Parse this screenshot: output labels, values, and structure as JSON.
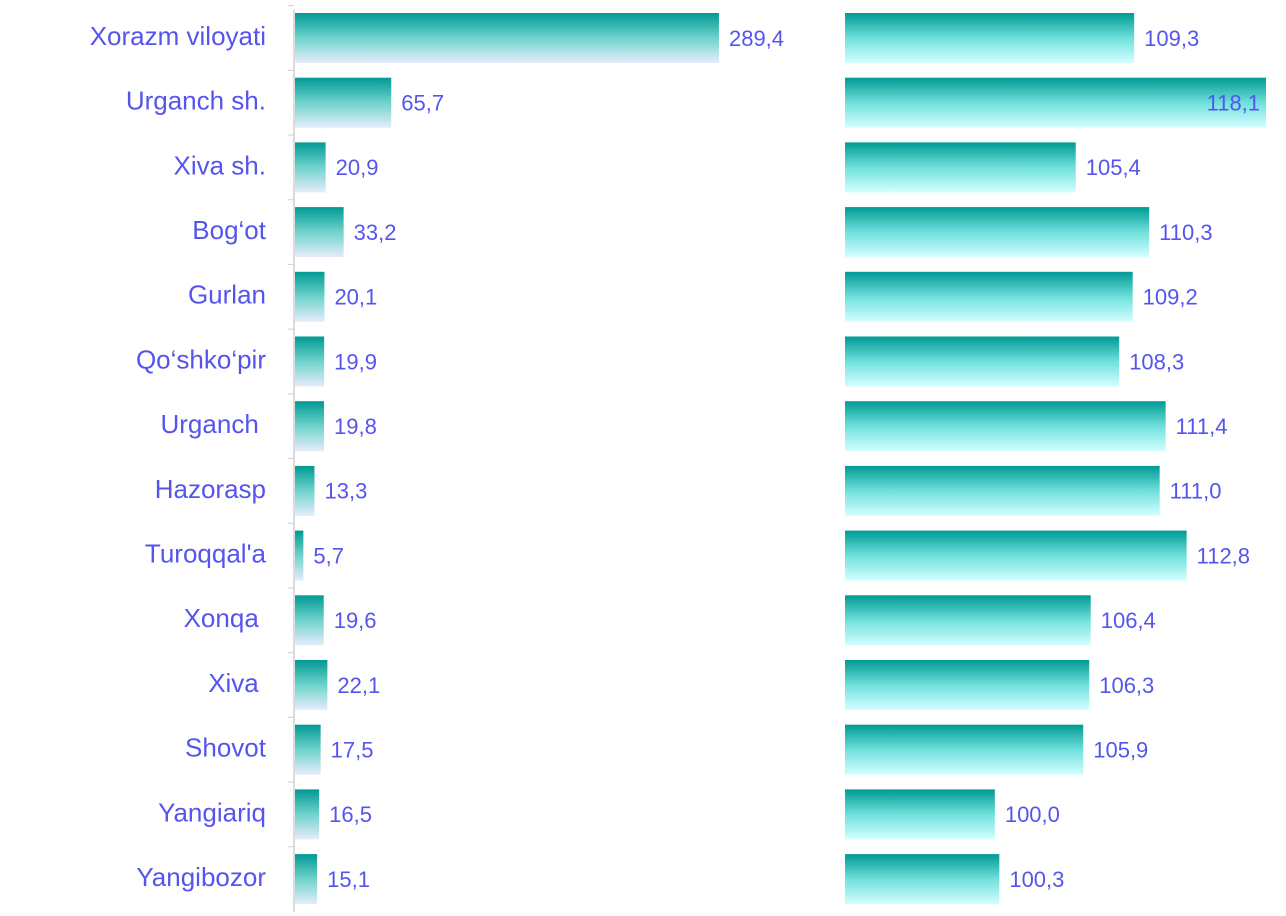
{
  "chart_data": {
    "type": "bar",
    "categories": [
      "Xorazm viloyati",
      "Urganch sh.",
      "Xiva sh.",
      "Bog‘ot",
      "Gurlan",
      "Qo‘shko‘pir",
      "Urganch ",
      "Hazorasp",
      "Turoqqal'a",
      "Xonqa ",
      "Xiva ",
      "Shovot",
      "Yangiariq",
      "Yangibozor"
    ],
    "series": [
      {
        "color": "#009a94",
        "xlim": [
          0,
          300
        ],
        "values": [
          289.4,
          65.7,
          20.9,
          33.2,
          20.1,
          19.9,
          19.8,
          13.3,
          5.7,
          19.6,
          22.1,
          17.5,
          16.5,
          15.1
        ],
        "value_labels": [
          "289,4",
          "65,7",
          "20,9",
          "33,2",
          "20,1",
          "19,9",
          "19,8",
          "13,3",
          "5,7",
          "19,6",
          "22,1",
          "17,5",
          "16,5",
          "15,1"
        ]
      },
      {
        "color": "#009a94",
        "xlim": [
          90,
          120
        ],
        "values": [
          109.3,
          118.1,
          105.4,
          110.3,
          109.2,
          108.3,
          111.4,
          111.0,
          112.8,
          106.4,
          106.3,
          105.9,
          100.0,
          100.3
        ],
        "value_labels": [
          "109,3",
          "118,1",
          "105,4",
          "110,3",
          "109,2",
          "108,3",
          "111,4",
          "111,0",
          "112,8",
          "106,4",
          "106,3",
          "105,9",
          "100,0",
          "100,3"
        ]
      }
    ]
  }
}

§ **Written request**: Every record above must be given again exactly; drop the pictures.

§ **Exercise solution**:
Parse this screenshot: output labels, values, and structure as JSON.
{
  "chart_data": {
    "type": "bar",
    "categories": [
      "Xorazm viloyati",
      "Urganch sh.",
      "Xiva sh.",
      "Bog‘ot",
      "Gurlan",
      "Qo‘shko‘pir",
      "Urganch ",
      "Hazorasp",
      "Turoqqal'a",
      "Xonqa ",
      "Xiva ",
      "Shovot",
      "Yangiariq",
      "Yangibozor"
    ],
    "series": [
      {
        "color": "#009a94",
        "xlim": [
          0,
          300
        ],
        "values": [
          289.4,
          65.7,
          20.9,
          33.2,
          20.1,
          19.9,
          19.8,
          13.3,
          5.7,
          19.6,
          22.1,
          17.5,
          16.5,
          15.1
        ],
        "value_labels": [
          "289,4",
          "65,7",
          "20,9",
          "33,2",
          "20,1",
          "19,9",
          "19,8",
          "13,3",
          "5,7",
          "19,6",
          "22,1",
          "17,5",
          "16,5",
          "15,1"
        ]
      },
      {
        "color": "#009a94",
        "xlim": [
          90,
          120
        ],
        "values": [
          109.3,
          118.1,
          105.4,
          110.3,
          109.2,
          108.3,
          111.4,
          111.0,
          112.8,
          106.4,
          106.3,
          105.9,
          100.0,
          100.3
        ],
        "value_labels": [
          "109,3",
          "118,1",
          "105,4",
          "110,3",
          "109,2",
          "108,3",
          "111,4",
          "111,0",
          "112,8",
          "106,4",
          "106,3",
          "105,9",
          "100,0",
          "100,3"
        ]
      }
    ]
  }
}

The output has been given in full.